(Directive A) Can you edit the entries by rewriting only the lines starting with the one containing "259, 329, 287]" and going on through the one containing "620, 435, 635]", with "file-mtime" changed to "file-modified" and nothing else altered?

# # # #

# Not your grandfather's tandem



## bobthib (May 28, 2009)

Awesome Specialized S-Works Concept Tandem. No sync chain. Very aero.

http://www.twitvid.com/914E9


----------



## Eddywanabe (Feb 23, 2005)

*Key Word: Concept*

"If" that tandem ever makes production, a second mortgage won't be enough to buy it:cryin:


----------



## natedg200202 (Sep 2, 2008)

That's impressive!


----------



## Touch0Gray (May 29, 2003)

Eddywanabe said:


> "If" that tandem ever makes production, a second mortgage won't be enough to buy it:cryin:


that depends on the house and what you owe ...........entirely


----------



## buck-50 (Sep 20, 2005)

1. I HATE creative directors that dress like "creative directors." 

2. I HATE creative directors who are in love with the 60s.

3. Why on earth would you need an aerodynamic seatpod for the stoker?

4. That is one cool looking concept, but I like MB1's better.


----------



## danl1 (Jul 23, 2005)

bobthib said:


> Awesome Specialized S-Works Concept Tandem. No sync chain. Very aero.
> 
> http://www.twitvid.com/914E9


It is neat looking.

I'm wondering if the aerodynamic gains of losing the sync chain offset the mechanical losses of shaft drive. 

Actually, I'm not.


----------



## mendo (Apr 18, 2007)

Boy, the stoker is going to be face to butt.

It at least looks like an engineering feat. Some version of this could be used in para-olympic events.


----------



## bobthib (May 28, 2009)

Now this _might_ have been your grandfather's tandem...


----------



## rwbadley (Apr 13, 2002)

bobthib said:


> Now this _might_ have been your grandfather's tandem...


Wow, that is a gorgeous work of art!

Another tandem Gramps might ride... 1972 Schwinn Paramount


----------



## bobthib (May 28, 2009)

rwbadley said:


> Another tandem Gramps might ride... 1972 Schwinn Paramount


Being a "Gramps" I will attest - That is a nice bike the _I_ would like to ride. Kinda my vintage.

# # # #

(Directive B) Could you carry on the forum thread about the concept tandem from where it stops?

(Records provided)
# # # #

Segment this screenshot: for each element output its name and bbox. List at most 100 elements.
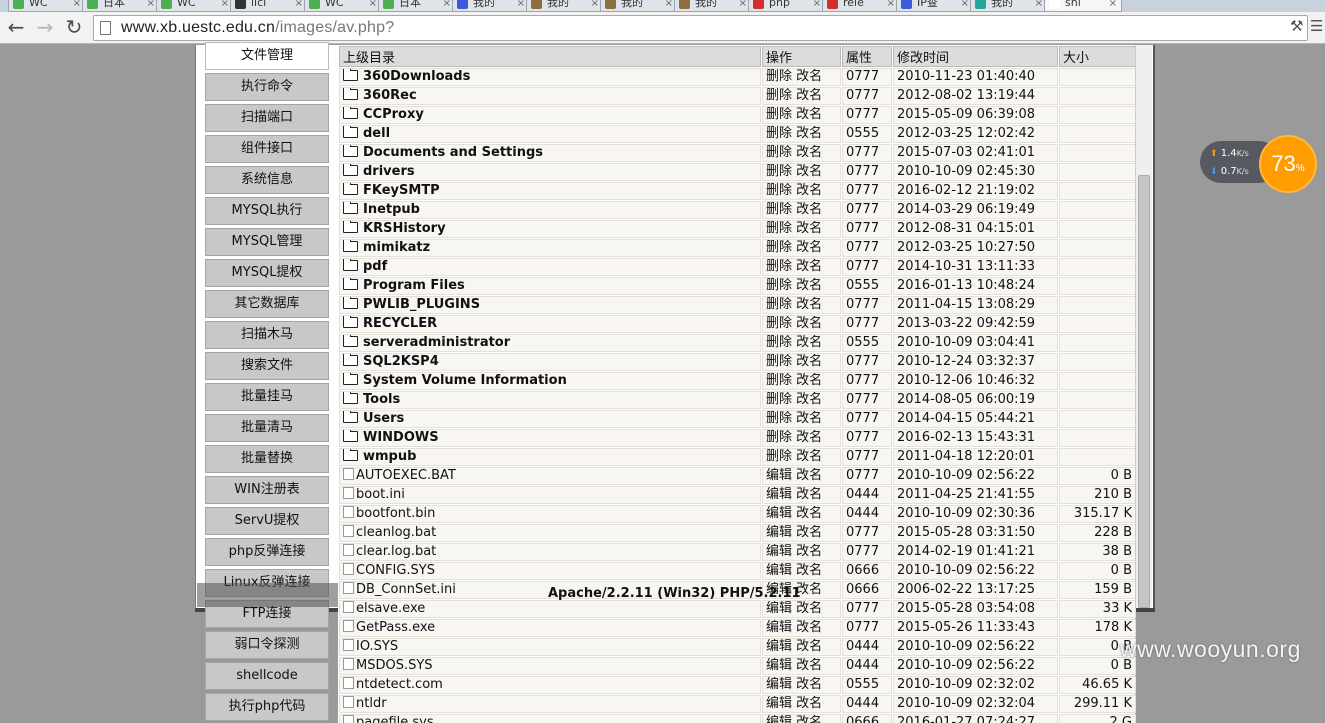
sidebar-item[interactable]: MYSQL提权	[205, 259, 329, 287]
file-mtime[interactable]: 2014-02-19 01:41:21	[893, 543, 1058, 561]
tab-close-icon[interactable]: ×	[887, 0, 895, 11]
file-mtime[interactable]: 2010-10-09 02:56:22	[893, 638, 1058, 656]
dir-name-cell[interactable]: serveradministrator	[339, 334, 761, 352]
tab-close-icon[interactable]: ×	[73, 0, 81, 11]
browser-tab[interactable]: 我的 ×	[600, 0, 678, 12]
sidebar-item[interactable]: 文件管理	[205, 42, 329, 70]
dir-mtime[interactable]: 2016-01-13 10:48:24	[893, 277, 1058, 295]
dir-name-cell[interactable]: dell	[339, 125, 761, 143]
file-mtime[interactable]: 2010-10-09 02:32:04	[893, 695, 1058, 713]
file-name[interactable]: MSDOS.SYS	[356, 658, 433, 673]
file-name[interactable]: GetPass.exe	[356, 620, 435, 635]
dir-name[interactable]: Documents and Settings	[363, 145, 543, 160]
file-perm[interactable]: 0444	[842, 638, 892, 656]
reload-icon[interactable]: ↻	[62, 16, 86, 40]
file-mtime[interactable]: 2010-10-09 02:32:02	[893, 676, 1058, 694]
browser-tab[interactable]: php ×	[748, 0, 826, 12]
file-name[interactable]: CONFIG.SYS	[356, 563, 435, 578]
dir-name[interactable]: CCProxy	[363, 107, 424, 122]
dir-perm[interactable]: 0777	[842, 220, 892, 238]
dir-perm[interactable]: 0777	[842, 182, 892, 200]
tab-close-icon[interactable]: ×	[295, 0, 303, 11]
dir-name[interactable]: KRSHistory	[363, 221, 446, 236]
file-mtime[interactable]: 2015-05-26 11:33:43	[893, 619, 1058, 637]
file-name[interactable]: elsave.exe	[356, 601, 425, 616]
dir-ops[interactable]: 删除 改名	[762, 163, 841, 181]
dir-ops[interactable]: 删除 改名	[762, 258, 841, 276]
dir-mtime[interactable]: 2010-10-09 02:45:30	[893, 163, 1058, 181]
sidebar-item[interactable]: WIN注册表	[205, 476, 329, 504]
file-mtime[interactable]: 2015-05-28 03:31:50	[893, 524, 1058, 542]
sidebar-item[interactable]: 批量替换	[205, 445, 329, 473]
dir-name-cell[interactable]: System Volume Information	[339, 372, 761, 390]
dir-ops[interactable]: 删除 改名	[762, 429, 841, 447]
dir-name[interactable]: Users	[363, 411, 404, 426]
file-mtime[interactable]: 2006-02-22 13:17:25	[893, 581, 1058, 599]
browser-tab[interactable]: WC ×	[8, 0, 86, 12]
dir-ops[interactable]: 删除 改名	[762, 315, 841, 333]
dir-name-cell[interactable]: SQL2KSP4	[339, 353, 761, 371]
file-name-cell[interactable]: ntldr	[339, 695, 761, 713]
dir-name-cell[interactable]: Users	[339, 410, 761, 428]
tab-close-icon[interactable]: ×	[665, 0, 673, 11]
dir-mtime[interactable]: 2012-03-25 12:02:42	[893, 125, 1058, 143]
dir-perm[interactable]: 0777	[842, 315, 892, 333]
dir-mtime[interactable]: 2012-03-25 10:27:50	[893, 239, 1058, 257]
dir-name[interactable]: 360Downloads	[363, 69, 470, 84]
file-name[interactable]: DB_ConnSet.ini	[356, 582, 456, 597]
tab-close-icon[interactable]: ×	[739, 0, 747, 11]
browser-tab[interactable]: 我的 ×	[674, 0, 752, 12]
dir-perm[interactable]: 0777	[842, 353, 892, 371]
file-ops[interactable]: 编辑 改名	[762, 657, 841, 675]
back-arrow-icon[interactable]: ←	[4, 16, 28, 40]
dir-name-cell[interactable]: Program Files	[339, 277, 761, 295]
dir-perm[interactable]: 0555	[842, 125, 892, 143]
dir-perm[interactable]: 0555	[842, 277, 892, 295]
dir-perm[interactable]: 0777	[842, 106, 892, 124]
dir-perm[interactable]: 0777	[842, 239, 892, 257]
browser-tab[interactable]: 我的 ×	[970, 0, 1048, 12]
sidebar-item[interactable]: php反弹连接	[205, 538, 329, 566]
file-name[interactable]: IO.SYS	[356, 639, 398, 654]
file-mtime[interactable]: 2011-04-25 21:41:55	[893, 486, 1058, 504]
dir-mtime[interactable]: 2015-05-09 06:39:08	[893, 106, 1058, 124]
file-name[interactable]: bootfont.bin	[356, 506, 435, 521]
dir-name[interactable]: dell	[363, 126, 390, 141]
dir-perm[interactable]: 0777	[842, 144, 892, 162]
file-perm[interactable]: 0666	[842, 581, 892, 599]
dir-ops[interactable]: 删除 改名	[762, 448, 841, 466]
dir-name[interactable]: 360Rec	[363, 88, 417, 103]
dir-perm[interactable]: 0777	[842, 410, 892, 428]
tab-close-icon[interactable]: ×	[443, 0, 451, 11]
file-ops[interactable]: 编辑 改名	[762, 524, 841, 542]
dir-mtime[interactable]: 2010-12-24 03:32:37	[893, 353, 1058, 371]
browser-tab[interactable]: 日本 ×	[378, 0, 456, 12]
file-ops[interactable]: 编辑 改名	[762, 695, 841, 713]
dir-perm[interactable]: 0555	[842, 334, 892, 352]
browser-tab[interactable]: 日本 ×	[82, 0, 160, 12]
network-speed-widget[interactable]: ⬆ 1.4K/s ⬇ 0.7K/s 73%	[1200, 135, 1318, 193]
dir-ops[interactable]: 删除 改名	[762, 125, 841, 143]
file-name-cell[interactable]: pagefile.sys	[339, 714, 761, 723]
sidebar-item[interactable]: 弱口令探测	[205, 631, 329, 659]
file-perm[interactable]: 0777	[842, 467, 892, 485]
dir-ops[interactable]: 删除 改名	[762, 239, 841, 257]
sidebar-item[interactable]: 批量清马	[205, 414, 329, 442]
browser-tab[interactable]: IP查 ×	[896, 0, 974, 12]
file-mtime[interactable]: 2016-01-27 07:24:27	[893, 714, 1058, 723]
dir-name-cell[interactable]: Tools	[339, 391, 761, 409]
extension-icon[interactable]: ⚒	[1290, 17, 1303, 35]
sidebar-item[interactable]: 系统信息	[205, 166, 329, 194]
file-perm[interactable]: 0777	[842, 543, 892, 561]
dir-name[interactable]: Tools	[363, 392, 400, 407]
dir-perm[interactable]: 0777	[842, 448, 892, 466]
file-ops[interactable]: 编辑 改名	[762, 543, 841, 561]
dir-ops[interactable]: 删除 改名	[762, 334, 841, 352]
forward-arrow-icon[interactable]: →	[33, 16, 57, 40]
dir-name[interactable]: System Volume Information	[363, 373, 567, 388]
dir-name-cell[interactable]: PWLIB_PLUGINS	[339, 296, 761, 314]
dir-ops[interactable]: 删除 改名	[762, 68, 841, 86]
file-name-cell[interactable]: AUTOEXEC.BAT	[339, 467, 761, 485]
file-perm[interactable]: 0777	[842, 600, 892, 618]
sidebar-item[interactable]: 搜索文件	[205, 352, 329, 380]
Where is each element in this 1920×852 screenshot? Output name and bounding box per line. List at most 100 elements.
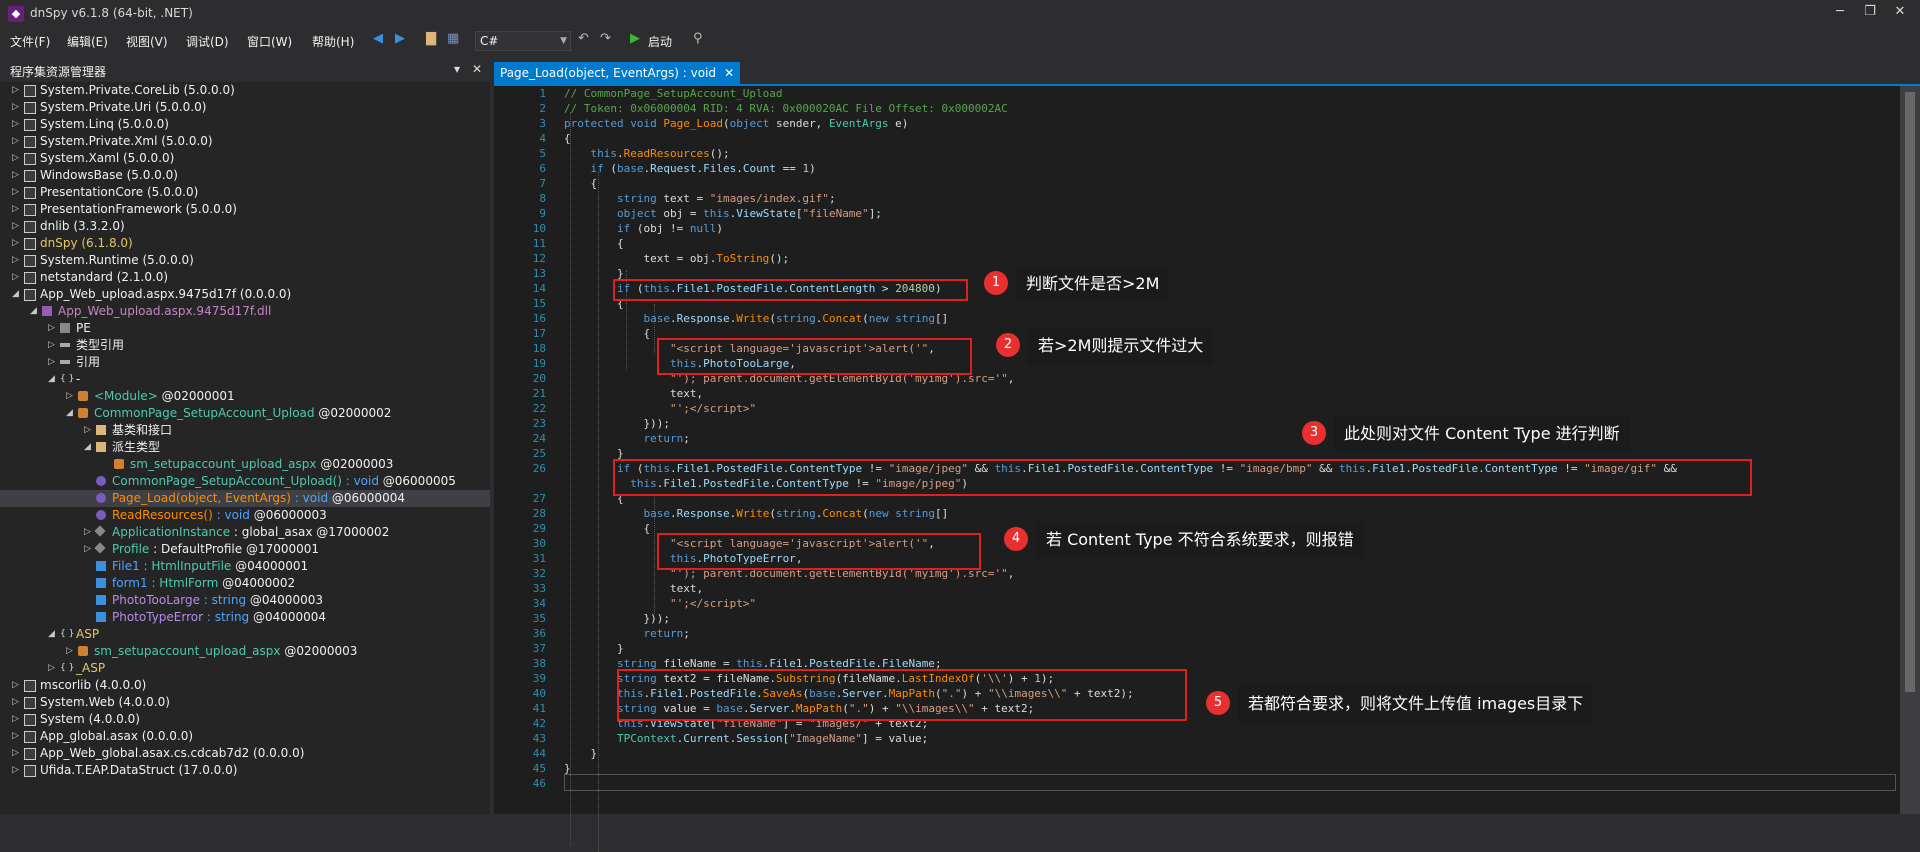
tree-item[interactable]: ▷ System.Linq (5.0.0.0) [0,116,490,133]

# # # #

(Exercise output A)
sidebar-item[interactable]: MYSQL提权	[205, 259, 329, 287]
file-modified[interactable]: 2014-02-19 01:41:21	[893, 543, 1058, 561]
tab-close-icon[interactable]: ×	[887, 0, 895, 11]
file-modified[interactable]: 2010-10-09 02:56:22	[893, 638, 1058, 656]
dir-name-cell[interactable]: serveradministrator	[339, 334, 761, 352]
tab-close-icon[interactable]: ×	[73, 0, 81, 11]
browser-tab[interactable]: 我的 ×	[600, 0, 678, 12]
sidebar-item[interactable]: 文件管理	[205, 42, 329, 70]
dir-mtime[interactable]: 2016-01-13 10:48:24	[893, 277, 1058, 295]
dir-name-cell[interactable]: dell	[339, 125, 761, 143]
file-modified[interactable]: 2010-10-09 02:32:04	[893, 695, 1058, 713]
file-name[interactable]: MSDOS.SYS	[356, 658, 433, 673]
file-name[interactable]: GetPass.exe	[356, 620, 435, 635]

(Exercise output B)
----------



## onespeedbiker (May 28, 2007)

mendo said:


> Boy, the stoker is going to be face to butt.


Yeah, having the handelbars a foot lower than the seat will do that. I am also confused by the bike. "As you can see" shaft driven? Oh, it has shaft-driven on the tube; "disc brakes!" on a tandem, no there is something "very interesting". But the true breakthrough with this bike is dual chainring crankset and no front derailleur; now that's hot!


----------



## ru1-2cycle (Jan 7, 2006)

*Wooden frame?*



bobthib said:


> Now this _might_ have been your grandfather's tandem...


Oak or cedar? This tandem looks like a "Flinstones" tandem, LOL. I like it! :thumbsup:


----------



## Touch0Gray (May 29, 2003)

looks like elm to me....................


----------



## GreenLightGo (Jul 30, 2008)

This bike?

http://gavinnoble.com/specialized-shiv-tandem/


----------



## rwbadley (Apr 13, 2002)

bobthib said:


> Being a "Gramps" I will attest - That is a nice bike the _I_ would like to ride. Kinda my vintage.


My son and I rode the Schwinn many miles as he was growing from 12-15 years old. A very nice ride. Fast, smooth and a pretty good handler.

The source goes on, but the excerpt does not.